(Part of a data file)
Begin

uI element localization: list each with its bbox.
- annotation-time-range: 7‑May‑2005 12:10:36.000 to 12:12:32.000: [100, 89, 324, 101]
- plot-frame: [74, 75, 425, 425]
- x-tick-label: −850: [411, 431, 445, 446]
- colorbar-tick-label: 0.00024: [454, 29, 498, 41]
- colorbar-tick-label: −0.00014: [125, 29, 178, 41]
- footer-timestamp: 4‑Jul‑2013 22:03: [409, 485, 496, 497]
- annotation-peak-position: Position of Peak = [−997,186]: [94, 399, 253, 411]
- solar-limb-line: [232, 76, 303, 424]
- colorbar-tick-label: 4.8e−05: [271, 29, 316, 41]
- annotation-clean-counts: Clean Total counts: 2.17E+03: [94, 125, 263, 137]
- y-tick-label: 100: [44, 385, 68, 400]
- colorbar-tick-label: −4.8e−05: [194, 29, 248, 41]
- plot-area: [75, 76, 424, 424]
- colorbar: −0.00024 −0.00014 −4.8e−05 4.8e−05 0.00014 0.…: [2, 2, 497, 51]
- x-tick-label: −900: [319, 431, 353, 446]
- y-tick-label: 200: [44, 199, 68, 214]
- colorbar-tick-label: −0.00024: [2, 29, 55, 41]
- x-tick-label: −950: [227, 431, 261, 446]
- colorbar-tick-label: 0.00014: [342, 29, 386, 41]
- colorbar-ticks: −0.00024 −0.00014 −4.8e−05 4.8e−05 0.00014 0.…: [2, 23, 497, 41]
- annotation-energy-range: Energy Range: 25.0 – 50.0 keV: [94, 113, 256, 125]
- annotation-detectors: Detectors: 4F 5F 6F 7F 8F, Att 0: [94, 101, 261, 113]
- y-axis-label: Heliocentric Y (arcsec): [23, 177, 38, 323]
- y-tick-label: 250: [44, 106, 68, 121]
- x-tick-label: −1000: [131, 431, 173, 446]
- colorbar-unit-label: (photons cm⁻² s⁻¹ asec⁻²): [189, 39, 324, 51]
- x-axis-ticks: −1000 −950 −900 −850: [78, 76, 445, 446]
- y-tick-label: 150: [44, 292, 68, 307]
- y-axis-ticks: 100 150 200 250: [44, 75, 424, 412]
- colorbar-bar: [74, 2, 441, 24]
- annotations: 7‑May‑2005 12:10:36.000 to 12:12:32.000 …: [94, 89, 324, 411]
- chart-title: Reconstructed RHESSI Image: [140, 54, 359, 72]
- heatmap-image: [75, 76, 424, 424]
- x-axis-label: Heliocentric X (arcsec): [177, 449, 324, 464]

End

» **Exercise details**:
Copy all the items above line for line, with no changes.

» **Right answer**:
uI element localization: list each with its bbox.
- annotation-time-range: 7‑May‑2005 12:10:36.000 to 12:12:32.000: [100, 89, 324, 101]
- plot-frame: [74, 75, 425, 425]
- x-tick-label: −850: [411, 431, 445, 446]
- colorbar-tick-label: 0.00024: [454, 29, 498, 41]
- colorbar-tick-label: −0.00014: [125, 29, 178, 41]
- footer-timestamp: 4‑Jul‑2013 22:03: [409, 485, 496, 497]
- annotation-peak-position: Position of Peak = [−997,186]: [94, 399, 253, 411]
- solar-limb-line: [232, 76, 303, 424]
- colorbar-tick-label: 4.8e−05: [271, 29, 316, 41]
- annotation-clean-counts: Clean Total counts: 2.17E+03: [94, 125, 263, 137]
- y-tick-label: 100: [44, 385, 68, 400]
- colorbar-tick-label: −4.8e−05: [194, 29, 248, 41]
- plot-area: [75, 76, 424, 424]
- colorbar: −0.00024 −0.00014 −4.8e−05 4.8e−05 0.00014 0.…: [2, 2, 497, 51]
- x-tick-label: −900: [319, 431, 353, 446]
- y-tick-label: 200: [44, 199, 68, 214]
- colorbar-tick-label: −0.00024: [2, 29, 55, 41]
- x-tick-label: −950: [227, 431, 261, 446]
- colorbar-tick-label: 0.00014: [342, 29, 386, 41]
- colorbar-ticks: −0.00024 −0.00014 −4.8e−05 4.8e−05 0.00014 0.…: [2, 23, 497, 41]
- annotation-energy-range: Energy Range: 25.0 – 50.0 keV: [94, 113, 256, 125]
- annotation-detectors: Detectors: 4F 5F 6F 7F 8F, Att 0: [94, 101, 261, 113]
- y-axis-label: Heliocentric Y (arcsec): [23, 177, 38, 323]
- y-tick-label: 250: [44, 106, 68, 121]
- x-tick-label: −1000: [131, 431, 173, 446]
- colorbar-unit-label: (photons cm⁻² s⁻¹ asec⁻²): [189, 39, 324, 51]
- x-axis-ticks: −1000 −950 −900 −850: [78, 76, 445, 446]
- y-tick-label: 150: [44, 292, 68, 307]
- y-axis-ticks: 100 150 200 250: [44, 75, 424, 412]
- colorbar-bar: [74, 2, 441, 24]
- annotations: 7‑May‑2005 12:10:36.000 to 12:12:32.000 …: [94, 89, 324, 411]
- chart-title: Reconstructed RHESSI Image: [140, 54, 359, 72]
- heatmap-image: [75, 76, 424, 424]
- x-axis-label: Heliocentric X (arcsec): [177, 449, 324, 464]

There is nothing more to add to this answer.